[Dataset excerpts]
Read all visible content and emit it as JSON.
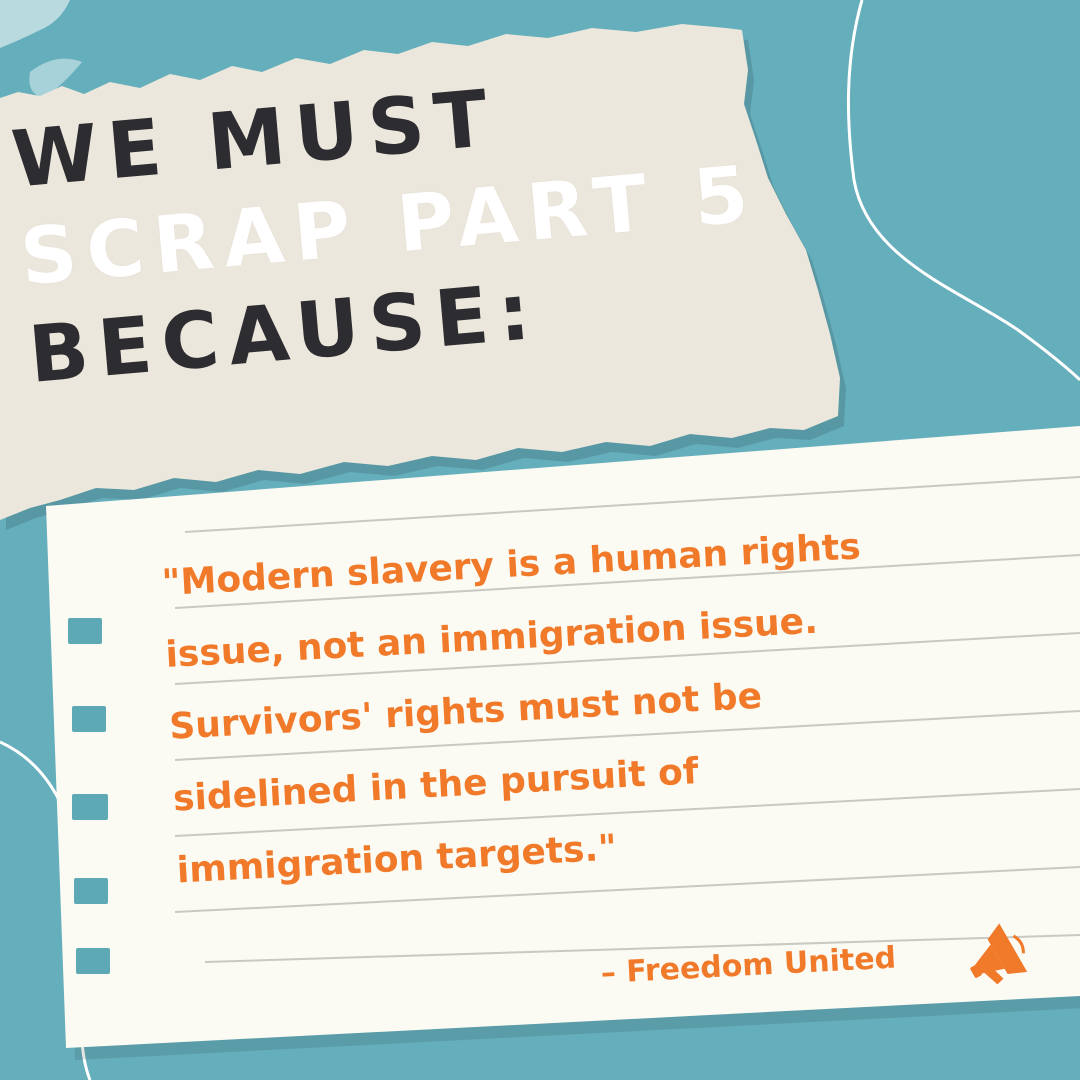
{
  "headline": {
    "line1": "We must",
    "line2": "Scrap Part 5",
    "line3": "because:"
  },
  "quote": {
    "lines": [
      "\"Modern slavery is a human rights",
      "issue, not an immigration issue.",
      "Survivors' rights must not be",
      "sidelined in the pursuit of",
      "immigration targets.\""
    ]
  },
  "attribution": "– Freedom United",
  "icons": {
    "attribution_icon": "megaphone-icon"
  },
  "colors": {
    "background": "#65aebb",
    "torn_paper": "#ece7dc",
    "notebook_paper": "#fbfaf3",
    "headline_dark": "#2d2c30",
    "headline_light": "#ffffff",
    "quote_text": "#f07a2a",
    "rule_lines": "#c9c9c4"
  }
}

» What you will do: Repeat the records in full, exactly as they appear, without the pictures.

» Correct result:
Read all visible content and emit it as JSON.
{
  "headline": {
    "line1": "We must",
    "line2": "Scrap Part 5",
    "line3": "because:"
  },
  "quote": {
    "lines": [
      "\"Modern slavery is a human rights",
      "issue, not an immigration issue.",
      "Survivors' rights must not be",
      "sidelined in the pursuit of",
      "immigration targets.\""
    ]
  },
  "attribution": "– Freedom United",
  "icons": {
    "attribution_icon": "megaphone-icon"
  },
  "colors": {
    "background": "#65aebb",
    "torn_paper": "#ece7dc",
    "notebook_paper": "#fbfaf3",
    "headline_dark": "#2d2c30",
    "headline_light": "#ffffff",
    "quote_text": "#f07a2a",
    "rule_lines": "#c9c9c4"
  }
}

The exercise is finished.